- MATERIAL PROVIDED
>>>>
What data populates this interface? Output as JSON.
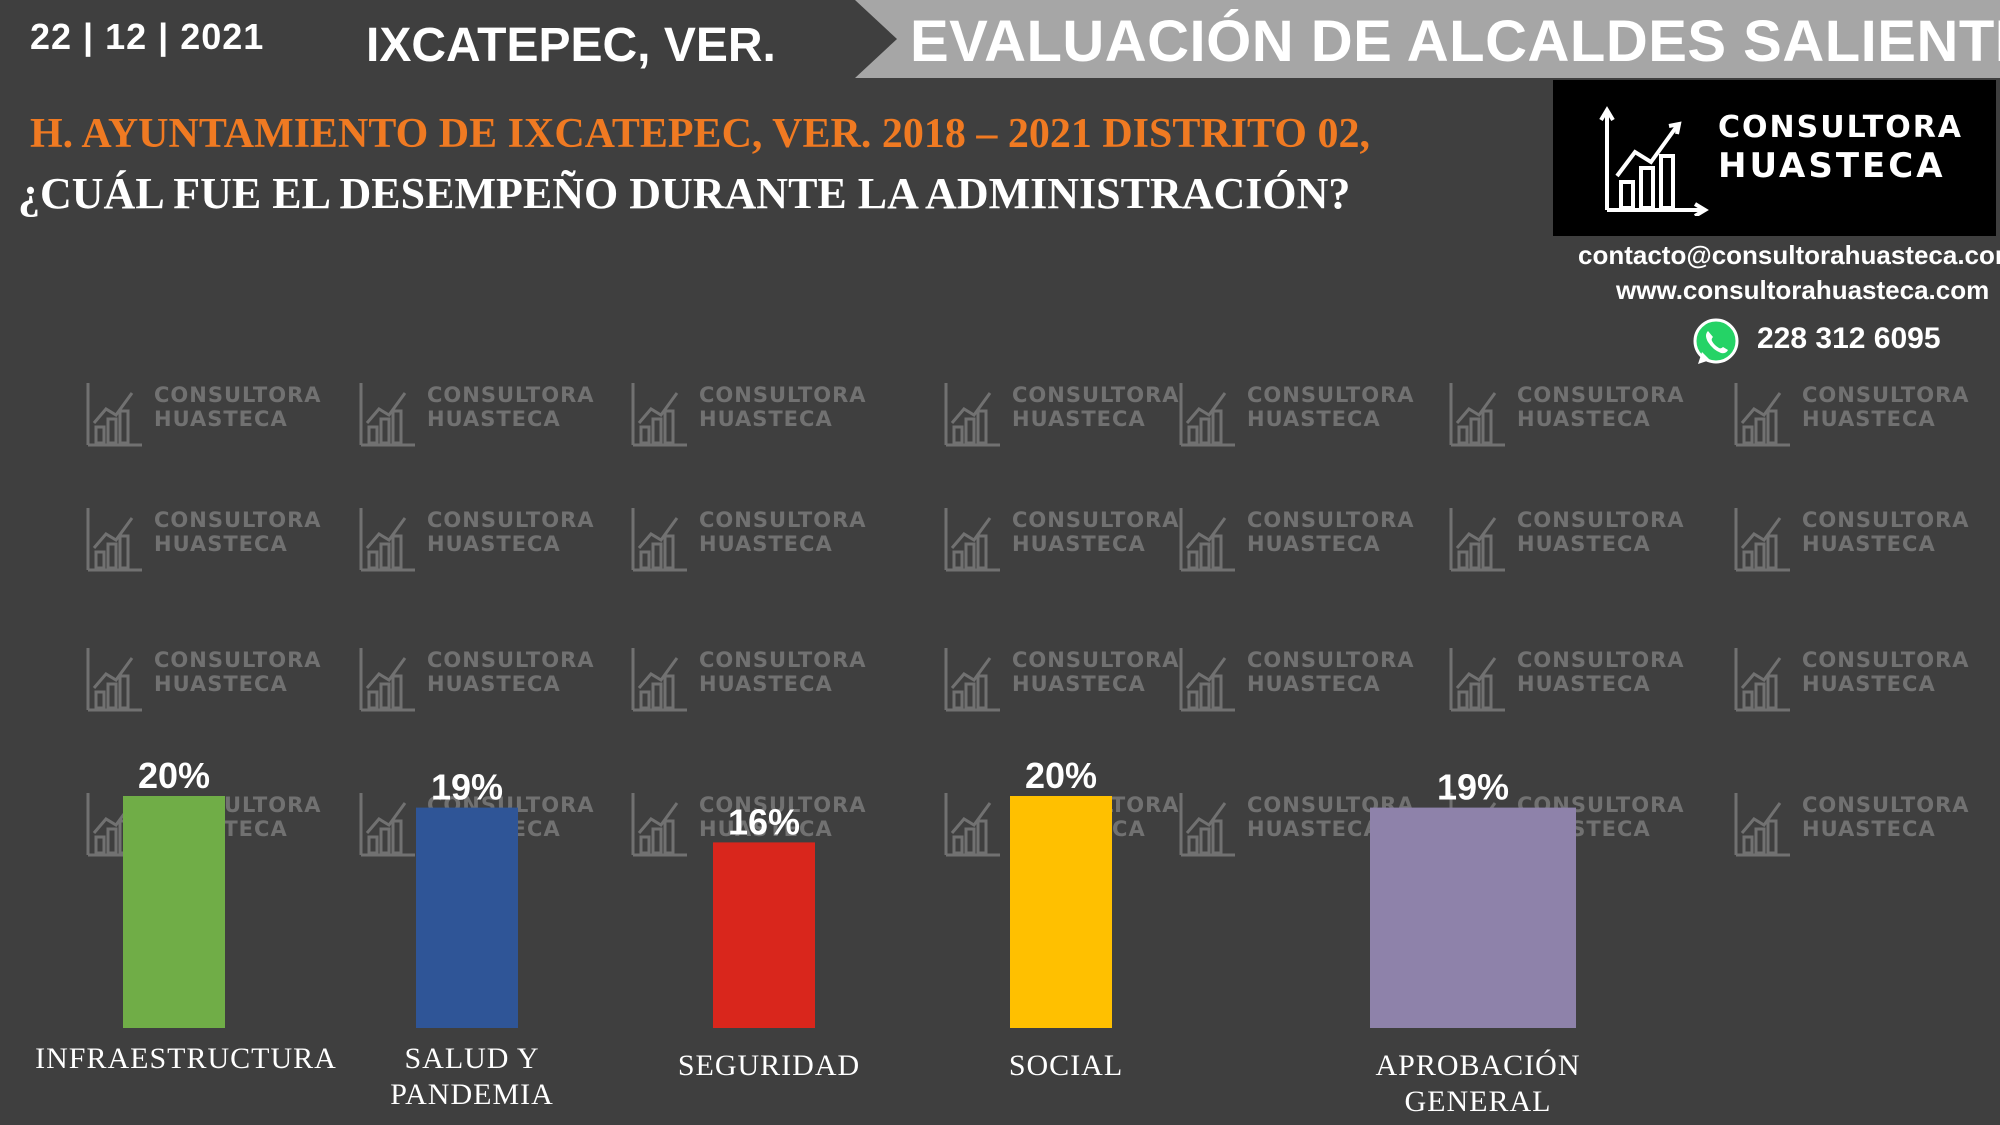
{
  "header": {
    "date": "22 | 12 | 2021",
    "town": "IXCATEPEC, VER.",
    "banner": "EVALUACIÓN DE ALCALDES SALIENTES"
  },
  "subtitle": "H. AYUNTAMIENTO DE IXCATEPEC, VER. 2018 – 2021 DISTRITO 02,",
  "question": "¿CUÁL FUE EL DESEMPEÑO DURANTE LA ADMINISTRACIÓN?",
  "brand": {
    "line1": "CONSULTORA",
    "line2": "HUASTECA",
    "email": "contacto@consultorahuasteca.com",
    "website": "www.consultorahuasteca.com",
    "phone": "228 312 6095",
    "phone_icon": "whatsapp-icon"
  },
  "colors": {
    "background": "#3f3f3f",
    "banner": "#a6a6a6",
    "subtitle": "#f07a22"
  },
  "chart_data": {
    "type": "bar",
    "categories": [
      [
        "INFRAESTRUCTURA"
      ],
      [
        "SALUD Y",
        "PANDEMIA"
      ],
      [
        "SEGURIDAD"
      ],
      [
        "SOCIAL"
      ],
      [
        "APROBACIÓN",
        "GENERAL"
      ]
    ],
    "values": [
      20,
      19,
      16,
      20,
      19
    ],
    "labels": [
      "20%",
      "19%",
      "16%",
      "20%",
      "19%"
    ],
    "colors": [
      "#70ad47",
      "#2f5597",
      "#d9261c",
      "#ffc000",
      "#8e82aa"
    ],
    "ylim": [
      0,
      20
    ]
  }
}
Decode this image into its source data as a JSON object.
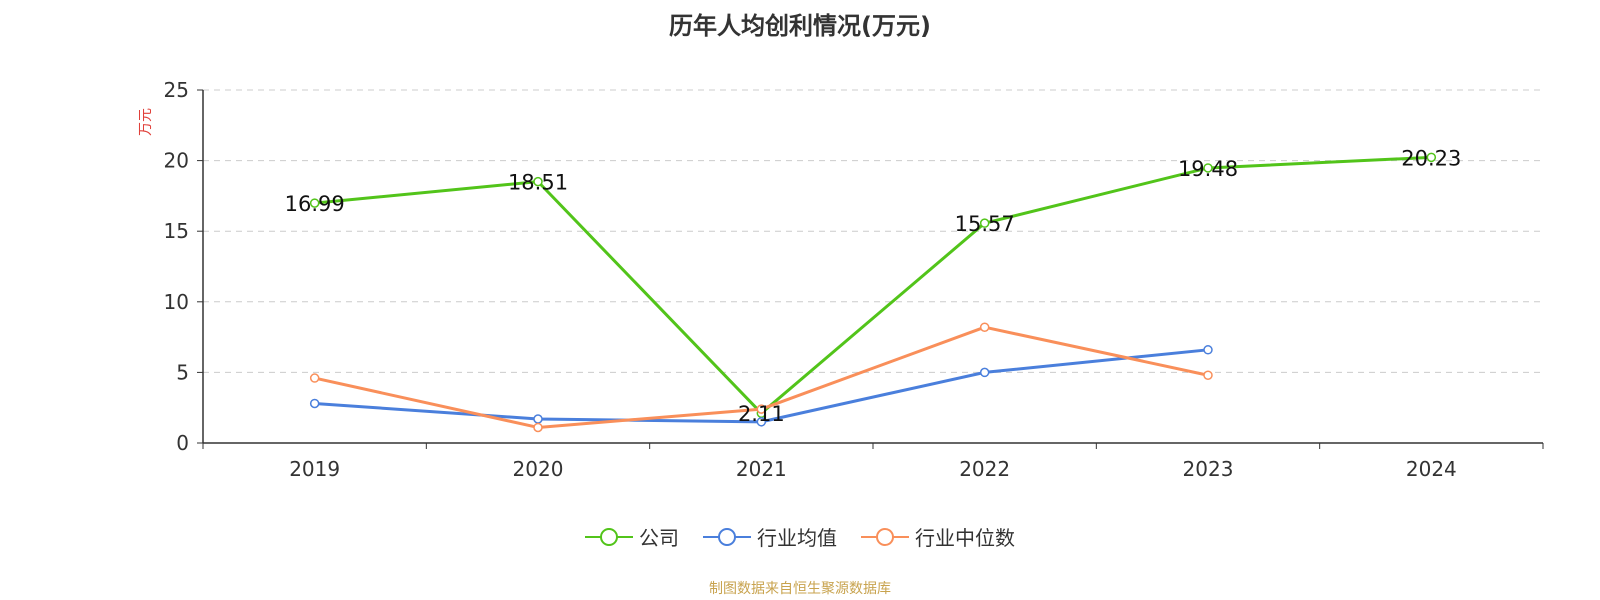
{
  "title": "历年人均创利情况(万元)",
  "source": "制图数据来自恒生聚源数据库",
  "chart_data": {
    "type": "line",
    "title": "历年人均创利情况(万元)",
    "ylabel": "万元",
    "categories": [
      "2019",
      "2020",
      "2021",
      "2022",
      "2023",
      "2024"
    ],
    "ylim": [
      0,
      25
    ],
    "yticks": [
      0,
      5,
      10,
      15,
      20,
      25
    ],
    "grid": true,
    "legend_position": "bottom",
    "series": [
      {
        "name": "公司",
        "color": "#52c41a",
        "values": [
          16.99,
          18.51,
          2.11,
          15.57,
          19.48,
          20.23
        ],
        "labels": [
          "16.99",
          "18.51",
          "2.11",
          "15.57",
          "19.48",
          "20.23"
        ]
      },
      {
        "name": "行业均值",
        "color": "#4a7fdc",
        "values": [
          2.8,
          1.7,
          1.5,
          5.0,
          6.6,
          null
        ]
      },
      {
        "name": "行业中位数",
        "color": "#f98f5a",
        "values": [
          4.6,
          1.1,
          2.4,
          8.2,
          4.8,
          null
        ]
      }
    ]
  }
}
<<<<
>>>>
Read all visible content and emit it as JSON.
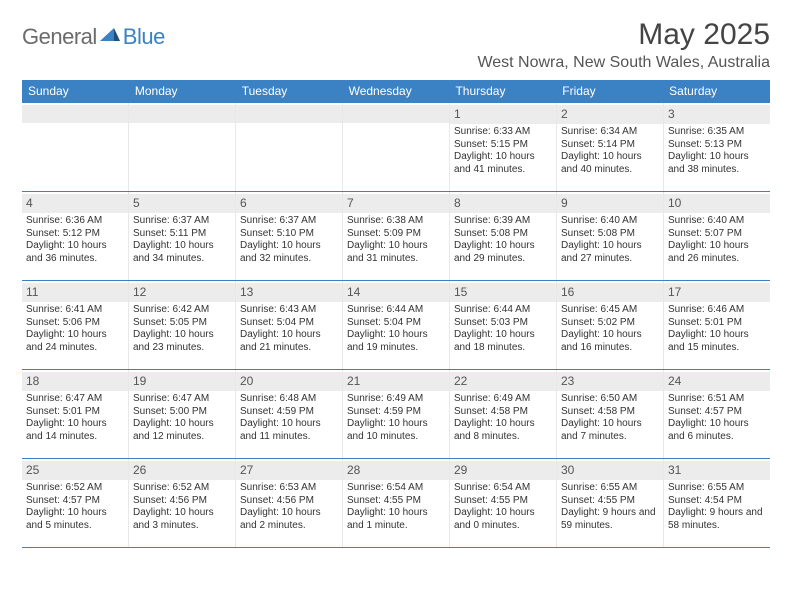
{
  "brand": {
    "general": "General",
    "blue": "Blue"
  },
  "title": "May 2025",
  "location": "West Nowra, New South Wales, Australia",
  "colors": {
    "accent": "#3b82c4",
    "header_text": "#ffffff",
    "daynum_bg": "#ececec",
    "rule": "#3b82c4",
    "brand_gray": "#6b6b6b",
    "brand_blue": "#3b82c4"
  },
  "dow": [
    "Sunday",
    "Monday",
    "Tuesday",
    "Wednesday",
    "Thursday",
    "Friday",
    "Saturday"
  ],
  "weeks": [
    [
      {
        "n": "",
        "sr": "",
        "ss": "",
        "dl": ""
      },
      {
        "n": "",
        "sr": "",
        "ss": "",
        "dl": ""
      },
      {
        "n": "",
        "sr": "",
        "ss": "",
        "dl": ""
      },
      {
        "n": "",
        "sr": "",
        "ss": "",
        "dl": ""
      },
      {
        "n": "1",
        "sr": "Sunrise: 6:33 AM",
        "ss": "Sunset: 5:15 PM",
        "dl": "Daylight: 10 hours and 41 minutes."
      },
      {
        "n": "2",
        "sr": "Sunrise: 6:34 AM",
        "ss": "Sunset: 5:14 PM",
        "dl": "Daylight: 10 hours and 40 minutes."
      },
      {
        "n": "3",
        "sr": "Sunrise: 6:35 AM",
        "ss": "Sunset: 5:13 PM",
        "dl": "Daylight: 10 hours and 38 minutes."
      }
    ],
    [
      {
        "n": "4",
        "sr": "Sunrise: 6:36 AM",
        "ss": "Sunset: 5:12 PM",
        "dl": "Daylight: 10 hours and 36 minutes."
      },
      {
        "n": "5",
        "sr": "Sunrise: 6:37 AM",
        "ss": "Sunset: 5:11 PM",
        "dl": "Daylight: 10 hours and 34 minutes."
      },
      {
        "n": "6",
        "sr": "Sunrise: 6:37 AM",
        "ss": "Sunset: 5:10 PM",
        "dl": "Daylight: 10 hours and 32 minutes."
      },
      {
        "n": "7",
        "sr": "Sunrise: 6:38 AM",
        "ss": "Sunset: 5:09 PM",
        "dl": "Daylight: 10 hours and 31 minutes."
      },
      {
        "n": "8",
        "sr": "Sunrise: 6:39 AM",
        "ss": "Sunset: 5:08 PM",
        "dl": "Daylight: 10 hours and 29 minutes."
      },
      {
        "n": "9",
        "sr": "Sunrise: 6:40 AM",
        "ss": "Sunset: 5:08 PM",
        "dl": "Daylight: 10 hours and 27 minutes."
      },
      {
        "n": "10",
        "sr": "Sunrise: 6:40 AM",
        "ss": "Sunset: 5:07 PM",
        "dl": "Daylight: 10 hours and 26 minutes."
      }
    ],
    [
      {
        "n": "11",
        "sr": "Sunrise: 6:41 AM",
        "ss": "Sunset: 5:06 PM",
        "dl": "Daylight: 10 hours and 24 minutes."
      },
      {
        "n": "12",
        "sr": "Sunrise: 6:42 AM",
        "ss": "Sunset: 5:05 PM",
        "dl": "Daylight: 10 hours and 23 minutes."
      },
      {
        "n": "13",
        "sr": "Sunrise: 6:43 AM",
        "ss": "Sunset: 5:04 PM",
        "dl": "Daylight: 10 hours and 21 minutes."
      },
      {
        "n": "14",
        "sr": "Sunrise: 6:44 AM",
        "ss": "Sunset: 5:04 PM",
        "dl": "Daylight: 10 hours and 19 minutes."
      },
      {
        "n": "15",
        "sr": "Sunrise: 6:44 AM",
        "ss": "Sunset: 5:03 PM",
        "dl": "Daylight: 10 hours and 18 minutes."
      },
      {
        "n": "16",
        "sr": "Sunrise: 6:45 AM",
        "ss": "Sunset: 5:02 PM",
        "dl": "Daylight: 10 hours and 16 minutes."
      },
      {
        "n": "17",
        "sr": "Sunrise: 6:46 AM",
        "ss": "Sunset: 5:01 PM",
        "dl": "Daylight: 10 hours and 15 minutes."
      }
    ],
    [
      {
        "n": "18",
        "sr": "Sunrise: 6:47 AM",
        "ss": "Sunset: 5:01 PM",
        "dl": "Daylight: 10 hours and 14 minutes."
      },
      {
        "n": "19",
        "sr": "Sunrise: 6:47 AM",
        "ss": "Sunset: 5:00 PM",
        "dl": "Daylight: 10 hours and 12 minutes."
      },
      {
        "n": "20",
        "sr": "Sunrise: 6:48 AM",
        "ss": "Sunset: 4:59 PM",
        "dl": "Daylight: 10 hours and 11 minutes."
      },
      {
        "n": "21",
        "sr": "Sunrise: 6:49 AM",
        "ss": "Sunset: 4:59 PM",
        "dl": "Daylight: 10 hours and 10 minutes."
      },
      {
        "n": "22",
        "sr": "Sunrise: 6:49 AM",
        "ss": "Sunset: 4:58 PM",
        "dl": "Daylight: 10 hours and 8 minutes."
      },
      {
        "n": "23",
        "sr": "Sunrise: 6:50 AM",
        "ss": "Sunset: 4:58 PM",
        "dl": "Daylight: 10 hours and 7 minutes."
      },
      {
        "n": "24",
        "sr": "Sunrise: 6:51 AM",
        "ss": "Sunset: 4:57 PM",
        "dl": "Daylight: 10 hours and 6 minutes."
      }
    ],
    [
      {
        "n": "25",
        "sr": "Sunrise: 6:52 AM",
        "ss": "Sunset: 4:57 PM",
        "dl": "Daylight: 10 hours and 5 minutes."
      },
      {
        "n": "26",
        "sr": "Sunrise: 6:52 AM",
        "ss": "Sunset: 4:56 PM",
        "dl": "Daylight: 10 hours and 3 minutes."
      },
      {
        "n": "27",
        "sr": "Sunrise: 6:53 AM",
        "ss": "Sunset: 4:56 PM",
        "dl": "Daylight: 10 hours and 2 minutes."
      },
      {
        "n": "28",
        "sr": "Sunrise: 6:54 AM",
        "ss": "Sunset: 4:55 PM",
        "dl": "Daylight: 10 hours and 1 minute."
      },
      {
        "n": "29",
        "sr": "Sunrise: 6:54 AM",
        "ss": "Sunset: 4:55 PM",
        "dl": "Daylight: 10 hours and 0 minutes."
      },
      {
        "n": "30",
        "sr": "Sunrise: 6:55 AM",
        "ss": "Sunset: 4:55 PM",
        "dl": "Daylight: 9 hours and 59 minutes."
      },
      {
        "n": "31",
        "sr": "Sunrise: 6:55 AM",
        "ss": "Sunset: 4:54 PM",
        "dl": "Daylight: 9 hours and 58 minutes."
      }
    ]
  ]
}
<<<<
- DIRECTIVE
Copy all lines from the listing that contain "banner".

- RESPONSE TO THIS EXERCISE
    "banner": "EVALUACIÓN DE ALCALDES SALIENTES"
    "banner": "#a6a6a6",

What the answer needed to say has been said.